(Bounding box entries)
########
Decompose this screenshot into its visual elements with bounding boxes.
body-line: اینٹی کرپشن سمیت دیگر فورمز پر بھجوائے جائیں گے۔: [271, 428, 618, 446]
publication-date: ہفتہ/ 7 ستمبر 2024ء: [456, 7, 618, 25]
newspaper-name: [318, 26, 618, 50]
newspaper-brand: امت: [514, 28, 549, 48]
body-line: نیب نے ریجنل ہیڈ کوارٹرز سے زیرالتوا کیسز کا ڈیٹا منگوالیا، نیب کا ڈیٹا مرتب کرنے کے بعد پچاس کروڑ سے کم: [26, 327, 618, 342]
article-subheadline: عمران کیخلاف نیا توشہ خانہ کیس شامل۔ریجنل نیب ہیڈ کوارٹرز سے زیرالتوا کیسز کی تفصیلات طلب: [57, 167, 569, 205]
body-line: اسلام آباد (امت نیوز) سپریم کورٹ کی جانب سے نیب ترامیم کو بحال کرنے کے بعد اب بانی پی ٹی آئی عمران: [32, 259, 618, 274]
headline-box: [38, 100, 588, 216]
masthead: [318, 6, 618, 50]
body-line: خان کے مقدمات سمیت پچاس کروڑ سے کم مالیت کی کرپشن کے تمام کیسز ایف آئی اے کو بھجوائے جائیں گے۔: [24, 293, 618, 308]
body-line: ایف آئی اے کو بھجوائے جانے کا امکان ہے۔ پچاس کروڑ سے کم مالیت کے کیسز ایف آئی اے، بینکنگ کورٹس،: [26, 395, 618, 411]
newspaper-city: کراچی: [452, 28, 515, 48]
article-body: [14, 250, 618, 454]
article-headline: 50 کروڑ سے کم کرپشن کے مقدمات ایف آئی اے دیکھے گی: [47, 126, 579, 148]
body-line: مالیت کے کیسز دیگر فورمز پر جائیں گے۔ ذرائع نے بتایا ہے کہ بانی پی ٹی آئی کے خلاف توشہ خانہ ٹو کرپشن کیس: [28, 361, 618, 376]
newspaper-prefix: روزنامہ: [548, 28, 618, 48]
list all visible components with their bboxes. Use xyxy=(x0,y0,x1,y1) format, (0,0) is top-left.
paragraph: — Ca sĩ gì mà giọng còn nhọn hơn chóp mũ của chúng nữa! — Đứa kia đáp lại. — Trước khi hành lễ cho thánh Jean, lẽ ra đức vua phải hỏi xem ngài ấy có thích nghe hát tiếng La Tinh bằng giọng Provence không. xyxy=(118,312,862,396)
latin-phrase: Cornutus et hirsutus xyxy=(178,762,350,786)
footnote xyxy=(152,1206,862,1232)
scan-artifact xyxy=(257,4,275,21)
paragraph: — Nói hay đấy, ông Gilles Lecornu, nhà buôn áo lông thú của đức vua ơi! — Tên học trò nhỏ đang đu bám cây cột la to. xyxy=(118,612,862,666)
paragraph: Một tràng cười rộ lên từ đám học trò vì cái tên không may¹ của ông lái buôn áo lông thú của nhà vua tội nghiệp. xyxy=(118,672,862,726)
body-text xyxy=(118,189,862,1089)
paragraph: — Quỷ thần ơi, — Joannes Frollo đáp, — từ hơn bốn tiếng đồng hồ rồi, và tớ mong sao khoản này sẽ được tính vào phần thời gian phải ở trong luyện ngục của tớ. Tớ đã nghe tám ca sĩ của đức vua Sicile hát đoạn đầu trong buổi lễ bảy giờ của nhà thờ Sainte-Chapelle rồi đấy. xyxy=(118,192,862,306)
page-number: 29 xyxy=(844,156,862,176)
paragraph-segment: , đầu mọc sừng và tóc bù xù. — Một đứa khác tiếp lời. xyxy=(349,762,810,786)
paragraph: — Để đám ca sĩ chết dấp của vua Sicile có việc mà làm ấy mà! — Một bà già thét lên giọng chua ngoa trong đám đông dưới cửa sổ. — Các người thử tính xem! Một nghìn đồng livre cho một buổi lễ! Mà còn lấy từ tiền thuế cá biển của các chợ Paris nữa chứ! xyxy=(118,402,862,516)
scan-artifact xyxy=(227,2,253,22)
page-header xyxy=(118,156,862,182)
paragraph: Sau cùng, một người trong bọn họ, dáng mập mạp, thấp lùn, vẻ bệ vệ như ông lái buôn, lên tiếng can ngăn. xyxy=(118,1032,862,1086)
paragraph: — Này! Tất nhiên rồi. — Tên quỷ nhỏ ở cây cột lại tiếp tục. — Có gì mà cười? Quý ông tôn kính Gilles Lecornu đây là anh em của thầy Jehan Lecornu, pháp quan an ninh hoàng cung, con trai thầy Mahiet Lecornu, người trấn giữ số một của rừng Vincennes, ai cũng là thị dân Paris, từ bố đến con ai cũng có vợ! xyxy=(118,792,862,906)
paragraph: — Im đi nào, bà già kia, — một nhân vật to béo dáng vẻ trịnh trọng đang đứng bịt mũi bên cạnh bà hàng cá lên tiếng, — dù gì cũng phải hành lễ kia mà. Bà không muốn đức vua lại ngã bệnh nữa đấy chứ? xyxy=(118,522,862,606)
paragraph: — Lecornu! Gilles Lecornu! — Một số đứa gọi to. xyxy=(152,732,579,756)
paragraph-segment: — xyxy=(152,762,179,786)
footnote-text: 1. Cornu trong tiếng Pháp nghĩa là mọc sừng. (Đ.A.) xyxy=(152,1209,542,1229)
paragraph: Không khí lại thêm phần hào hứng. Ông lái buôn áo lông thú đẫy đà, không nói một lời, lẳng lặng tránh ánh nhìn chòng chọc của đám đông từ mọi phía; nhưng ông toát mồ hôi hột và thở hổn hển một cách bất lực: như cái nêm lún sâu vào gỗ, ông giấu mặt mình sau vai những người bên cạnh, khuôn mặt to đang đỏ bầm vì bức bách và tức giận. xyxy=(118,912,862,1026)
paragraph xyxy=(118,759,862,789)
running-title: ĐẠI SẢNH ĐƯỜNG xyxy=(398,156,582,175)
########
# [THE TASK]
Present everything from the first line of the records down to and including the line that contains "body-line: نیب نے" as a Markdown table with the columns Row and Line. Number each line in order and leave out blank lines.

# [REPLY TO THE TASK]
| Row | Line |
|---|---|
| 1 | Decompose this screenshot into its visual elements with bounding boxes. |
| 2 | body-line: اینٹی کرپشن سمیت دیگر فورمز پر بھجوائے جائیں گے۔: [271, 428, 618, 446] |
| 3 | publication-date: ہفتہ/ 7 ستمبر 2024ء: [456, 7, 618, 25] |
| 4 | newspaper-name: [318, 26, 618, 50] |
| 5 | newspaper-brand: امت: [514, 28, 549, 48] |
| 6 | body-line: نیب نے ریجنل ہیڈ کوارٹرز سے زیرالتوا کیسز کا ڈیٹا منگوالیا، نیب کا ڈیٹا مرتب کرنے کے بعد پچاس کروڑ سے کم: [26, 327, 618, 342] |